### Records from a data source
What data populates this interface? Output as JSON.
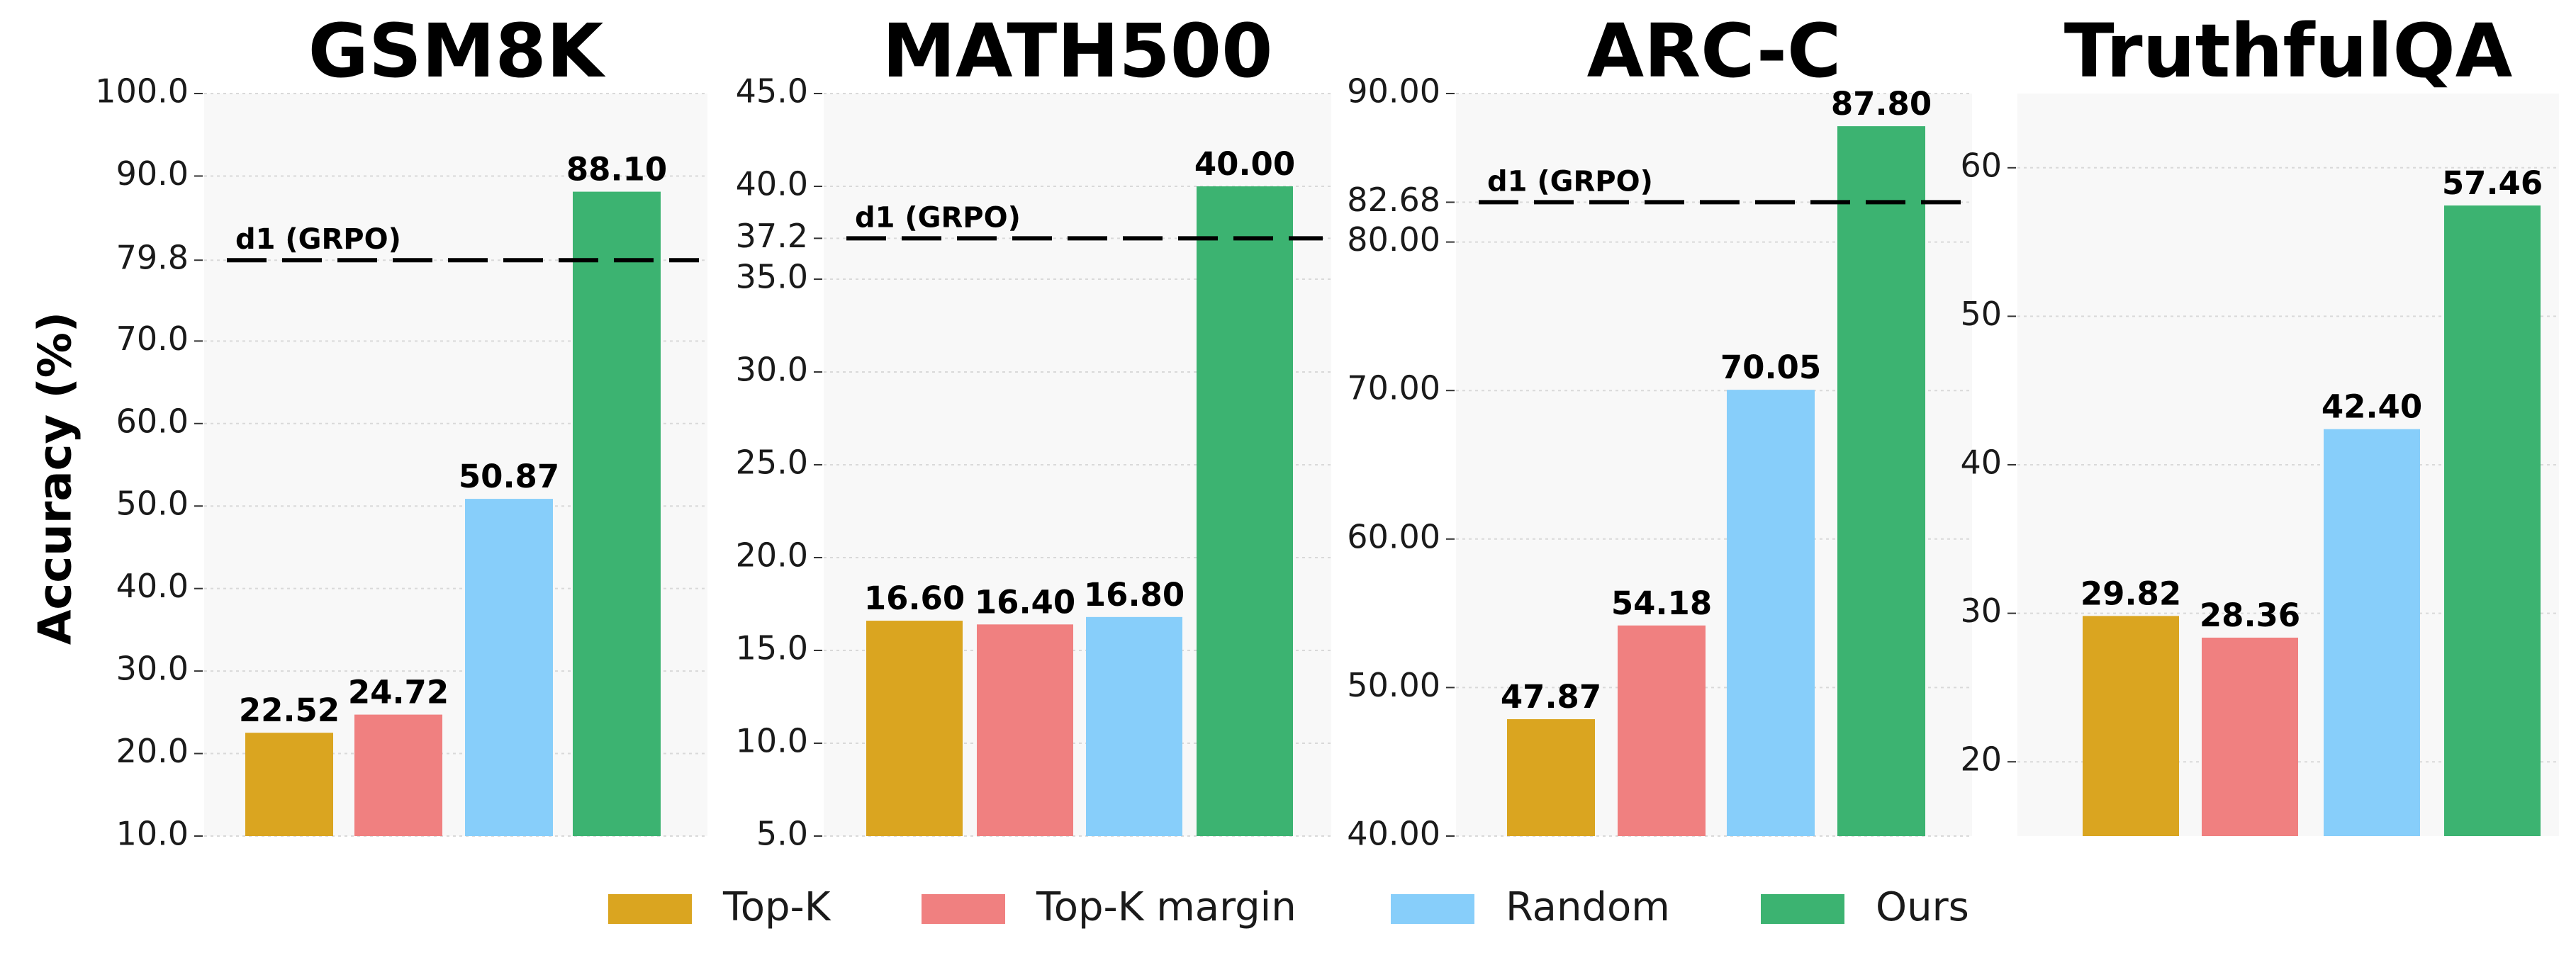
{
  "figure": {
    "ylabel": "Accuracy (%)"
  },
  "legend": [
    "Top-K",
    "Top-K margin",
    "Random",
    "Ours"
  ],
  "colors": {
    "Top-K": "#DAA520",
    "Top-K margin": "#F08080",
    "Random": "#87CEFA",
    "Ours": "#3CB371",
    "panel_bg": "#F8F8F8",
    "grid": "#D9D9D9",
    "reference_line": "#000000"
  },
  "chart_data": [
    {
      "type": "bar",
      "title": "GSM8K",
      "categories": [
        "Top-K",
        "Top-K margin",
        "Random",
        "Ours"
      ],
      "values": [
        22.52,
        24.72,
        50.87,
        88.1
      ],
      "value_labels": [
        "22.52",
        "24.72",
        "50.87",
        "88.10"
      ],
      "ylim": [
        10,
        100
      ],
      "yticks": [
        10,
        20,
        30,
        40,
        50,
        60,
        70,
        79.8,
        90,
        100
      ],
      "ytick_labels": [
        "10.0",
        "20.0",
        "30.0",
        "40.0",
        "50.0",
        "60.0",
        "70.0",
        "79.8",
        "90.0",
        "100.0"
      ],
      "reference": {
        "label": "d1 (GRPO)",
        "value": 79.8,
        "style": "dashed"
      },
      "grid": true
    },
    {
      "type": "bar",
      "title": "MATH500",
      "categories": [
        "Top-K",
        "Top-K margin",
        "Random",
        "Ours"
      ],
      "values": [
        16.6,
        16.4,
        16.8,
        40.0
      ],
      "value_labels": [
        "16.60",
        "16.40",
        "16.80",
        "40.00"
      ],
      "ylim": [
        5,
        45
      ],
      "yticks": [
        5,
        10,
        15,
        20,
        25,
        30,
        35,
        37.2,
        40,
        45
      ],
      "ytick_labels": [
        "5.0",
        "10.0",
        "15.0",
        "20.0",
        "25.0",
        "30.0",
        "35.0",
        "37.2",
        "40.0",
        "45.0"
      ],
      "reference": {
        "label": "d1 (GRPO)",
        "value": 37.2,
        "style": "dashed"
      },
      "grid": true
    },
    {
      "type": "bar",
      "title": "ARC-C",
      "categories": [
        "Top-K",
        "Top-K margin",
        "Random",
        "Ours"
      ],
      "values": [
        47.87,
        54.18,
        70.05,
        87.8
      ],
      "value_labels": [
        "47.87",
        "54.18",
        "70.05",
        "87.80"
      ],
      "ylim": [
        40,
        90
      ],
      "yticks": [
        40,
        50,
        60,
        70,
        80,
        82.68,
        90
      ],
      "ytick_labels": [
        "40.00",
        "50.00",
        "60.00",
        "70.00",
        "80.00",
        "82.68",
        "90.00"
      ],
      "reference": {
        "label": "d1 (GRPO)",
        "value": 82.68,
        "style": "dashed"
      },
      "grid": true
    },
    {
      "type": "bar",
      "title": "TruthfulQA",
      "categories": [
        "Top-K",
        "Top-K margin",
        "Random",
        "Ours"
      ],
      "values": [
        29.82,
        28.36,
        42.4,
        57.46
      ],
      "value_labels": [
        "29.82",
        "28.36",
        "42.40",
        "57.46"
      ],
      "ylim": [
        15,
        65
      ],
      "yticks": [
        20,
        30,
        40,
        50,
        60
      ],
      "ytick_labels": [
        "20",
        "30",
        "40",
        "50",
        "60"
      ],
      "grid": true
    }
  ]
}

### WHAT IS EXPECTED
Each line of the data should be quoted exactly, with pictures left out.

### RESULT FOR THIS EXERCISE
What data populates this interface? Output as JSON.
{
  "figure": {
    "ylabel": "Accuracy (%)"
  },
  "legend": [
    "Top-K",
    "Top-K margin",
    "Random",
    "Ours"
  ],
  "colors": {
    "Top-K": "#DAA520",
    "Top-K margin": "#F08080",
    "Random": "#87CEFA",
    "Ours": "#3CB371",
    "panel_bg": "#F8F8F8",
    "grid": "#D9D9D9",
    "reference_line": "#000000"
  },
  "chart_data": [
    {
      "type": "bar",
      "title": "GSM8K",
      "categories": [
        "Top-K",
        "Top-K margin",
        "Random",
        "Ours"
      ],
      "values": [
        22.52,
        24.72,
        50.87,
        88.1
      ],
      "value_labels": [
        "22.52",
        "24.72",
        "50.87",
        "88.10"
      ],
      "ylim": [
        10,
        100
      ],
      "yticks": [
        10,
        20,
        30,
        40,
        50,
        60,
        70,
        79.8,
        90,
        100
      ],
      "ytick_labels": [
        "10.0",
        "20.0",
        "30.0",
        "40.0",
        "50.0",
        "60.0",
        "70.0",
        "79.8",
        "90.0",
        "100.0"
      ],
      "reference": {
        "label": "d1 (GRPO)",
        "value": 79.8,
        "style": "dashed"
      },
      "grid": true
    },
    {
      "type": "bar",
      "title": "MATH500",
      "categories": [
        "Top-K",
        "Top-K margin",
        "Random",
        "Ours"
      ],
      "values": [
        16.6,
        16.4,
        16.8,
        40.0
      ],
      "value_labels": [
        "16.60",
        "16.40",
        "16.80",
        "40.00"
      ],
      "ylim": [
        5,
        45
      ],
      "yticks": [
        5,
        10,
        15,
        20,
        25,
        30,
        35,
        37.2,
        40,
        45
      ],
      "ytick_labels": [
        "5.0",
        "10.0",
        "15.0",
        "20.0",
        "25.0",
        "30.0",
        "35.0",
        "37.2",
        "40.0",
        "45.0"
      ],
      "reference": {
        "label": "d1 (GRPO)",
        "value": 37.2,
        "style": "dashed"
      },
      "grid": true
    },
    {
      "type": "bar",
      "title": "ARC-C",
      "categories": [
        "Top-K",
        "Top-K margin",
        "Random",
        "Ours"
      ],
      "values": [
        47.87,
        54.18,
        70.05,
        87.8
      ],
      "value_labels": [
        "47.87",
        "54.18",
        "70.05",
        "87.80"
      ],
      "ylim": [
        40,
        90
      ],
      "yticks": [
        40,
        50,
        60,
        70,
        80,
        82.68,
        90
      ],
      "ytick_labels": [
        "40.00",
        "50.00",
        "60.00",
        "70.00",
        "80.00",
        "82.68",
        "90.00"
      ],
      "reference": {
        "label": "d1 (GRPO)",
        "value": 82.68,
        "style": "dashed"
      },
      "grid": true
    },
    {
      "type": "bar",
      "title": "TruthfulQA",
      "categories": [
        "Top-K",
        "Top-K margin",
        "Random",
        "Ours"
      ],
      "values": [
        29.82,
        28.36,
        42.4,
        57.46
      ],
      "value_labels": [
        "29.82",
        "28.36",
        "42.40",
        "57.46"
      ],
      "ylim": [
        15,
        65
      ],
      "yticks": [
        20,
        30,
        40,
        50,
        60
      ],
      "ytick_labels": [
        "20",
        "30",
        "40",
        "50",
        "60"
      ],
      "grid": true
    }
  ]
}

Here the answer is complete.